[Extracted records]
# # #

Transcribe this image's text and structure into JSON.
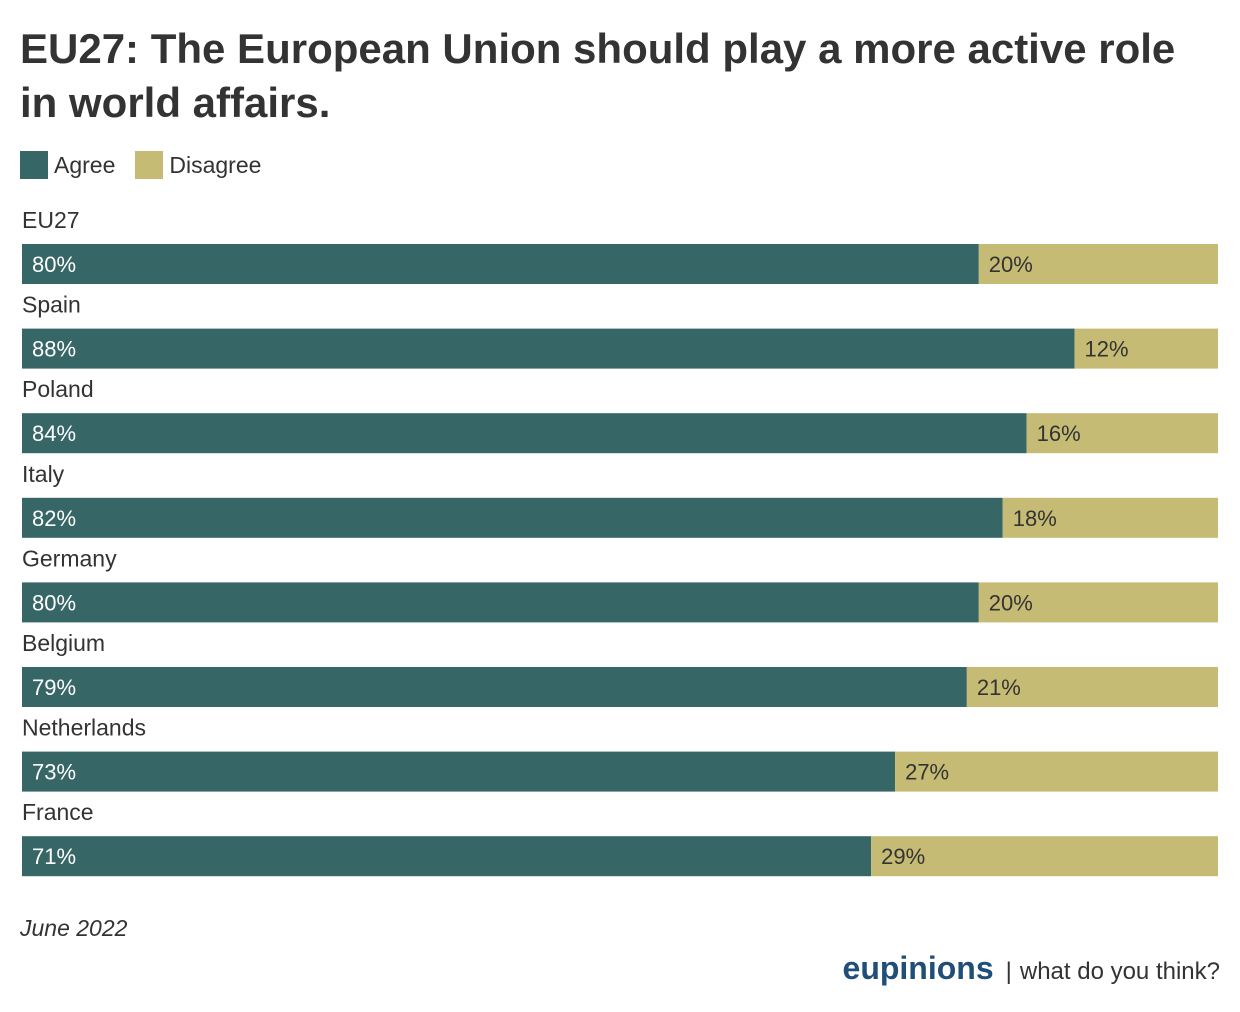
{
  "chart_data": {
    "type": "bar",
    "orientation": "horizontal",
    "stacked": true,
    "title": "EU27: The European Union should play a more active role in world affairs.",
    "categories": [
      "EU27",
      "Spain",
      "Poland",
      "Italy",
      "Germany",
      "Belgium",
      "Netherlands",
      "France"
    ],
    "series": [
      {
        "name": "Agree",
        "color": "#376667",
        "values": [
          80,
          88,
          84,
          82,
          80,
          79,
          73,
          71
        ],
        "labels": [
          "80%",
          "88%",
          "84%",
          "82%",
          "80%",
          "79%",
          "73%",
          "71%"
        ]
      },
      {
        "name": "Disagree",
        "color": "#c6bb74",
        "values": [
          20,
          12,
          16,
          18,
          20,
          21,
          27,
          29
        ],
        "labels": [
          "20%",
          "12%",
          "16%",
          "18%",
          "20%",
          "21%",
          "27%",
          "29%"
        ]
      }
    ],
    "xlim": [
      0,
      100
    ],
    "grid": false,
    "legend_position": "top-left"
  },
  "note": "June 2022",
  "footer": {
    "brand": "eupinions",
    "separator": "|",
    "tagline": "what do you think?"
  }
}
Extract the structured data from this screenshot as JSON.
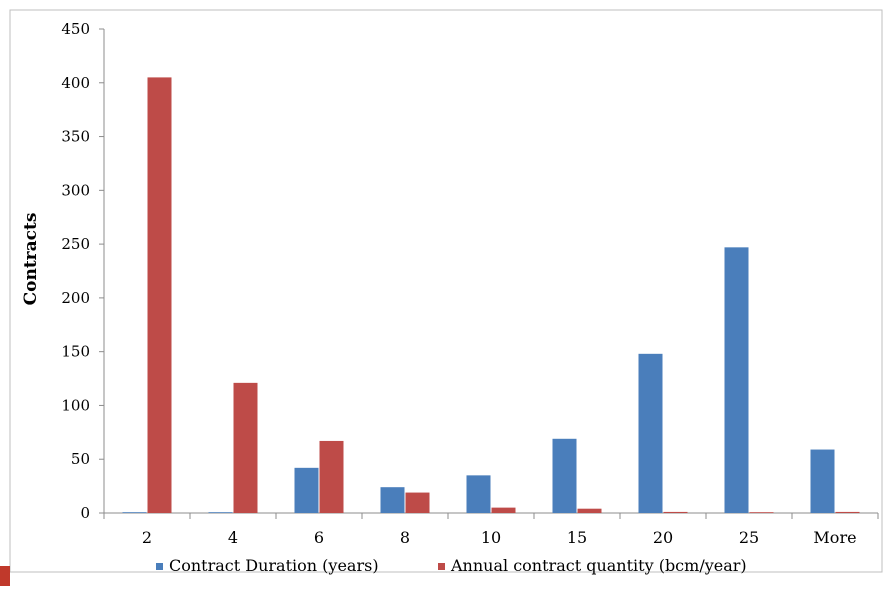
{
  "chart_data": {
    "type": "bar",
    "title": "",
    "xlabel": "",
    "ylabel": "Contracts",
    "ylim": [
      0,
      450
    ],
    "yticks": [
      0,
      50,
      100,
      150,
      200,
      250,
      300,
      350,
      400,
      450
    ],
    "categories": [
      "2",
      "4",
      "6",
      "8",
      "10",
      "15",
      "20",
      "25",
      "More"
    ],
    "series": [
      {
        "name": "Contract Duration (years)",
        "color": "#4a7ebb",
        "values": [
          0,
          0,
          42,
          24,
          35,
          69,
          148,
          247,
          59
        ]
      },
      {
        "name": "Annual contract quantity (bcm/year)",
        "color": "#be4b48",
        "values": [
          405,
          121,
          67,
          19,
          5,
          4,
          1,
          0,
          1
        ]
      }
    ],
    "grid": false,
    "legend_position": "bottom"
  }
}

# # #

**Exercise goal**
Print the full listing exactly, dropping the pictures.

**Completed exercise**
Transcribe this image's text and structure into JSON.
{
  "chart_data": {
    "type": "bar",
    "orientation": "horizontal",
    "stacked": true,
    "title": "EU27: The European Union should play a more active role in world affairs.",
    "categories": [
      "EU27",
      "Spain",
      "Poland",
      "Italy",
      "Germany",
      "Belgium",
      "Netherlands",
      "France"
    ],
    "series": [
      {
        "name": "Agree",
        "color": "#376667",
        "values": [
          80,
          88,
          84,
          82,
          80,
          79,
          73,
          71
        ],
        "labels": [
          "80%",
          "88%",
          "84%",
          "82%",
          "80%",
          "79%",
          "73%",
          "71%"
        ]
      },
      {
        "name": "Disagree",
        "color": "#c6bb74",
        "values": [
          20,
          12,
          16,
          18,
          20,
          21,
          27,
          29
        ],
        "labels": [
          "20%",
          "12%",
          "16%",
          "18%",
          "20%",
          "21%",
          "27%",
          "29%"
        ]
      }
    ],
    "xlim": [
      0,
      100
    ],
    "grid": false,
    "legend_position": "top-left"
  },
  "note": "June 2022",
  "footer": {
    "brand": "eupinions",
    "separator": "|",
    "tagline": "what do you think?"
  }
}
Extract the structured data from this screenshot as JSON.
{
  "chart_data": {
    "type": "bar",
    "title": "",
    "xlabel": "",
    "ylabel": "Contracts",
    "ylim": [
      0,
      450
    ],
    "yticks": [
      0,
      50,
      100,
      150,
      200,
      250,
      300,
      350,
      400,
      450
    ],
    "categories": [
      "2",
      "4",
      "6",
      "8",
      "10",
      "15",
      "20",
      "25",
      "More"
    ],
    "series": [
      {
        "name": "Contract Duration (years)",
        "color": "#4a7ebb",
        "values": [
          0,
          0,
          42,
          24,
          35,
          69,
          148,
          247,
          59
        ]
      },
      {
        "name": "Annual contract quantity (bcm/year)",
        "color": "#be4b48",
        "values": [
          405,
          121,
          67,
          19,
          5,
          4,
          1,
          0,
          1
        ]
      }
    ],
    "grid": false,
    "legend_position": "bottom"
  }
}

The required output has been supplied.